What you need to do
Filter the listing below, copying every line in which the word "JSON" appears.

Data supplied
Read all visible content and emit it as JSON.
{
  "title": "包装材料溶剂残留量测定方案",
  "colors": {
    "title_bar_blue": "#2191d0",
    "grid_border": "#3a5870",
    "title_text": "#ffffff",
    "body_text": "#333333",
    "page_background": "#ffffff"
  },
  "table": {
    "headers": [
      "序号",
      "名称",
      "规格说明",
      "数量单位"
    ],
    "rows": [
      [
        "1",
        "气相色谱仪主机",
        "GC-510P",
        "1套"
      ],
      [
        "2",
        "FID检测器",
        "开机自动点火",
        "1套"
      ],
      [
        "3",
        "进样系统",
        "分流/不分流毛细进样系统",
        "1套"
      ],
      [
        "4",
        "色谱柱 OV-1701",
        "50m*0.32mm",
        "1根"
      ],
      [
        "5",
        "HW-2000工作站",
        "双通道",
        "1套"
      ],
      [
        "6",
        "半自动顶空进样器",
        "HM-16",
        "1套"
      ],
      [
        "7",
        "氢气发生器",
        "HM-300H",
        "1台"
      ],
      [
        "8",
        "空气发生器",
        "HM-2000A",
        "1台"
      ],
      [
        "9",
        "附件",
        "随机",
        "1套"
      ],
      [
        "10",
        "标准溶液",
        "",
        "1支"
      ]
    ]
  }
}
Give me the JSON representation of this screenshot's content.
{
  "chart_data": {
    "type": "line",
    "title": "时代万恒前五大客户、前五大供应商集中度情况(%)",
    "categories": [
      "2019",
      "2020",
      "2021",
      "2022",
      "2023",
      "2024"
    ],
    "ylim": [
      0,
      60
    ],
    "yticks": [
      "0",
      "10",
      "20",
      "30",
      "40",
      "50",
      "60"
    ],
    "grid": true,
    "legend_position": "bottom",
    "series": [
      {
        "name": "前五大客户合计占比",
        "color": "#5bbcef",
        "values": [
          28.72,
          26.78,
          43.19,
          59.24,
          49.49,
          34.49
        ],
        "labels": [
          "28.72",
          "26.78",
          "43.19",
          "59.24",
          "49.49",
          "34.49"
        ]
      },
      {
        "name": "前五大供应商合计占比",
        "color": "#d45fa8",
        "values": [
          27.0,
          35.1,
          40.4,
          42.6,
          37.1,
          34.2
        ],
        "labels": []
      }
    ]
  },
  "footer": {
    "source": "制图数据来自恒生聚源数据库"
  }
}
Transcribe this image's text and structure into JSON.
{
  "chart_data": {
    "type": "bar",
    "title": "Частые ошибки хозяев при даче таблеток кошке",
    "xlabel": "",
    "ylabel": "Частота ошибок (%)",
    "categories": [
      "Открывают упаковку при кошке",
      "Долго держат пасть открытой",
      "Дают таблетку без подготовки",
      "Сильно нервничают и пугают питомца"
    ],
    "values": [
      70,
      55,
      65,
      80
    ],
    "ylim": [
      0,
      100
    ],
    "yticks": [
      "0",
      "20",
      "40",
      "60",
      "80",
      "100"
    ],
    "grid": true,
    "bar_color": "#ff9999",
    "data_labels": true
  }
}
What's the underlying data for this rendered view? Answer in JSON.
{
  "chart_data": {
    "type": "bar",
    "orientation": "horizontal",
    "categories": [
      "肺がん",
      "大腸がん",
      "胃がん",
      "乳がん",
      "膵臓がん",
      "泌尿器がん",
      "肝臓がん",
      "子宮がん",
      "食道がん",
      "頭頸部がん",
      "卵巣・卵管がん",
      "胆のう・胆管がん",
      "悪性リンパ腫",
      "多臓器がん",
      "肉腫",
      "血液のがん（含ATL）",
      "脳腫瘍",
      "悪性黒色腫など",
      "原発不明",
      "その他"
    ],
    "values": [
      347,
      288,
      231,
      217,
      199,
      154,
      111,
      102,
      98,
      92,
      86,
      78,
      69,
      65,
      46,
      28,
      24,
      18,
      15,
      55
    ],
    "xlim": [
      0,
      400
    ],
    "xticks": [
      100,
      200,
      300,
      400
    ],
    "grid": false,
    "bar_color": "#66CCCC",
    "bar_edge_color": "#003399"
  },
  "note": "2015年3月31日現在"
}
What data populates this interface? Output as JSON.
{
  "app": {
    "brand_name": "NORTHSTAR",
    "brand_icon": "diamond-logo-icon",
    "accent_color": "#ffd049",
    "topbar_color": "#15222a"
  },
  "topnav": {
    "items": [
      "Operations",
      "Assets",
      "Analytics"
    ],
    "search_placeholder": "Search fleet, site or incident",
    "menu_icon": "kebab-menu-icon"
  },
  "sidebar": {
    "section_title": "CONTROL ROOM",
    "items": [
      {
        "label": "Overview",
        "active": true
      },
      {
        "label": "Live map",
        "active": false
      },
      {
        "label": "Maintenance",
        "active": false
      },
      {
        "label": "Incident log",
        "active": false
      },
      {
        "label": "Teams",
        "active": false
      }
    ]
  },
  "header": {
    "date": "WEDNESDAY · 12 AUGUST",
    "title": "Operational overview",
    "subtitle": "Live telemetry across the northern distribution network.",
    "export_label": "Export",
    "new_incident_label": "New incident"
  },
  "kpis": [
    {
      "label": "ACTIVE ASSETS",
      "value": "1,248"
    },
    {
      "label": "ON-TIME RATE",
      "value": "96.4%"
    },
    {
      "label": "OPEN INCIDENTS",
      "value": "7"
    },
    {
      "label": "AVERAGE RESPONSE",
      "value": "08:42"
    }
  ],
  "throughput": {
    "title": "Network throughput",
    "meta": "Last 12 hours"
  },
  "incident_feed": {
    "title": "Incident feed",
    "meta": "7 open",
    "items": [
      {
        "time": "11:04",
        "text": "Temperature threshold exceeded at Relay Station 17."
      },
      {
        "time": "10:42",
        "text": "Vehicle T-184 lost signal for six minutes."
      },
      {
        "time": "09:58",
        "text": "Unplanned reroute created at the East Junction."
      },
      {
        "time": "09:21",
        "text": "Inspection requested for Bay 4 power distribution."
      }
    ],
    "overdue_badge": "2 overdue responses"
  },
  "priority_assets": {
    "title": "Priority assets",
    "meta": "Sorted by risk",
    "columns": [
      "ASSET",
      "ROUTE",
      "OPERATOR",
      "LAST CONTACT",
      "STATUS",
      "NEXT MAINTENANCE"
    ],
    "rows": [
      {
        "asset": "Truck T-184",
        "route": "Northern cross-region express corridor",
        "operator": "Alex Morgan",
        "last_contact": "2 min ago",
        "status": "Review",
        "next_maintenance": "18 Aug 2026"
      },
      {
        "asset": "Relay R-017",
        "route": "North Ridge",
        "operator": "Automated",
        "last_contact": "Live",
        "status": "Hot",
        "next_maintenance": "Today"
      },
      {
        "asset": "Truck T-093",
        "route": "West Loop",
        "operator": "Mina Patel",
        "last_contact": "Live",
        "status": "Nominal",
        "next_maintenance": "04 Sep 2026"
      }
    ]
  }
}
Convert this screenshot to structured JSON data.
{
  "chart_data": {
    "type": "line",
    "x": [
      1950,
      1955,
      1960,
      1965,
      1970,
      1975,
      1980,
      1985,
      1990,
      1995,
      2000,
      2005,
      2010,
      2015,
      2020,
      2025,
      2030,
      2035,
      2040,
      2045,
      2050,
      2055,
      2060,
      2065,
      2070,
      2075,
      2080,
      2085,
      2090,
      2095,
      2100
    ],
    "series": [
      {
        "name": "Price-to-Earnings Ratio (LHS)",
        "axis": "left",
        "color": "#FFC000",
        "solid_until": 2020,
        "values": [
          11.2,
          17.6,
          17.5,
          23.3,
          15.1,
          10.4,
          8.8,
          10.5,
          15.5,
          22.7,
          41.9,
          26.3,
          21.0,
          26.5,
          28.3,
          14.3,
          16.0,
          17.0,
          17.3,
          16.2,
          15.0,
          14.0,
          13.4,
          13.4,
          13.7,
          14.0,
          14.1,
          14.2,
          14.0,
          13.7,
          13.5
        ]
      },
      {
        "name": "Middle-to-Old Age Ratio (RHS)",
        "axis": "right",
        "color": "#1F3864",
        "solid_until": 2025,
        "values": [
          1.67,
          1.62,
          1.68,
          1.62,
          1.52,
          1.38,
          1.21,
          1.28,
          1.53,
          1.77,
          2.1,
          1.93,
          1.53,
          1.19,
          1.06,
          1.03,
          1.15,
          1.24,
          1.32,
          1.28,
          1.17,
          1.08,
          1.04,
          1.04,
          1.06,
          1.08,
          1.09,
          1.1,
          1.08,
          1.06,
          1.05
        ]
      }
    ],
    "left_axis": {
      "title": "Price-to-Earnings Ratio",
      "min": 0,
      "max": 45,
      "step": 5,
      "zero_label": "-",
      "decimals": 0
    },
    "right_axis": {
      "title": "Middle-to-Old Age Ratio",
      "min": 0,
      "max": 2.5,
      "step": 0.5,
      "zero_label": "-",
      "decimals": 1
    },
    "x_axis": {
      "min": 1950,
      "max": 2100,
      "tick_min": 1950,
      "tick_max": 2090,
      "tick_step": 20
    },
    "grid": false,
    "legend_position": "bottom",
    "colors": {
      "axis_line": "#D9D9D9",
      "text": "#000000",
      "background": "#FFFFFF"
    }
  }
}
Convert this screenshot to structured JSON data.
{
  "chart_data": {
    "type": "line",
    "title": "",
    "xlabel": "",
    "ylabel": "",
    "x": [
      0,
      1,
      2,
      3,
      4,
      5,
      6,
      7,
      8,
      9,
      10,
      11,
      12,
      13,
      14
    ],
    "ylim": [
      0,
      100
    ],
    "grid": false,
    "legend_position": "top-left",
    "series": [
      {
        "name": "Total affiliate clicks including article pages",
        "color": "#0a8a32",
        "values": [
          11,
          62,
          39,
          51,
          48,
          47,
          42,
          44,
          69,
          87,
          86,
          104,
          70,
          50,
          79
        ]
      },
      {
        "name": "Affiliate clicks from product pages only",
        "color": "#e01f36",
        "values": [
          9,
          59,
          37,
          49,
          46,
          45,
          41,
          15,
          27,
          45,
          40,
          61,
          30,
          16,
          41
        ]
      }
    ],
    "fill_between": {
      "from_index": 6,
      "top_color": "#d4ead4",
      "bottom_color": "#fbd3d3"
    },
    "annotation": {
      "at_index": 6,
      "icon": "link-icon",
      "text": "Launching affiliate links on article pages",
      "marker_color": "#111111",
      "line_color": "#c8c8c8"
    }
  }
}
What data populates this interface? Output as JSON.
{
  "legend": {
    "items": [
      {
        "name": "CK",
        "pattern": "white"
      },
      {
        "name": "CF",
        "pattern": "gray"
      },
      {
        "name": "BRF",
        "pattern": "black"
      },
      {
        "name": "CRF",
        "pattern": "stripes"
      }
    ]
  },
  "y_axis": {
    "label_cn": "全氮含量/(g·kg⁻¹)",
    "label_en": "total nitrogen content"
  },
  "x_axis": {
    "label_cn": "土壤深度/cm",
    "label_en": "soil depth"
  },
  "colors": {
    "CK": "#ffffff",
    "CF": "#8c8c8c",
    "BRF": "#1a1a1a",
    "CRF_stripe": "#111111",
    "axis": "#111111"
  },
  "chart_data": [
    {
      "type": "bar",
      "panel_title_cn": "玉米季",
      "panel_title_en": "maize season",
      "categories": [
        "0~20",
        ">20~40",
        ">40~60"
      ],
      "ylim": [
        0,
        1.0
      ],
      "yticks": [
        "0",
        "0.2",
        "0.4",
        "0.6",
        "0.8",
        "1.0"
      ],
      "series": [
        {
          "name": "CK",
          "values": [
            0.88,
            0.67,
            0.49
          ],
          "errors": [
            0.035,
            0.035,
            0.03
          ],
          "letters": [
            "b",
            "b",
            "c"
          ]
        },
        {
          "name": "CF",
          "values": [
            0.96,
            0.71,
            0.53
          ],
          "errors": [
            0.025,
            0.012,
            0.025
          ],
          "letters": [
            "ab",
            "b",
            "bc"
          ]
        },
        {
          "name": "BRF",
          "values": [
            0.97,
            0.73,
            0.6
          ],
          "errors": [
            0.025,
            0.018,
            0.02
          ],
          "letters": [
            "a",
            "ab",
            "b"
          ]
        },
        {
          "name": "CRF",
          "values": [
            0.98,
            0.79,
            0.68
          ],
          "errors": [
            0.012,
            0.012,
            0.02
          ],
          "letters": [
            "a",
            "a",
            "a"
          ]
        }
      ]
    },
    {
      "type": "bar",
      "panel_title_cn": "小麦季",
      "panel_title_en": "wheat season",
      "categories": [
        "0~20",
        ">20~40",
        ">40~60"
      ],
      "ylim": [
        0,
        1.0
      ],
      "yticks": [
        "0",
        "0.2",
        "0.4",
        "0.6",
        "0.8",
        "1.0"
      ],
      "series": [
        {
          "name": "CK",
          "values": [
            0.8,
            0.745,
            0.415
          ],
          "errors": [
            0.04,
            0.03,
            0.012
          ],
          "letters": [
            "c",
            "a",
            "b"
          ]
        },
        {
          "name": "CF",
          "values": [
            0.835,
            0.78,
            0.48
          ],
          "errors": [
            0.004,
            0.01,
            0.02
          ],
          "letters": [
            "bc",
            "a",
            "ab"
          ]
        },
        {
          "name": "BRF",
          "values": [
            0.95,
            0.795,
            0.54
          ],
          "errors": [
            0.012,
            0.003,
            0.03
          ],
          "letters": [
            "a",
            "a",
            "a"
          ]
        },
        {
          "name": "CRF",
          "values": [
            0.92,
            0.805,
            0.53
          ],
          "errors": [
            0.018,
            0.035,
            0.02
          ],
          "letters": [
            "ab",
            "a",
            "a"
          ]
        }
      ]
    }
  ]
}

Full answer
Read all visible content and emit it as JSON.
Give me the JSON representation of this screenshot's content.
Transcribe this image's text and structure into JSON.
What's the underlying data for this rendered view? Answer in JSON.
What data populates this interface? Output as JSON.
Convert this screenshot to structured JSON data.
Convert this screenshot to structured JSON data.
What data populates this interface? Output as JSON.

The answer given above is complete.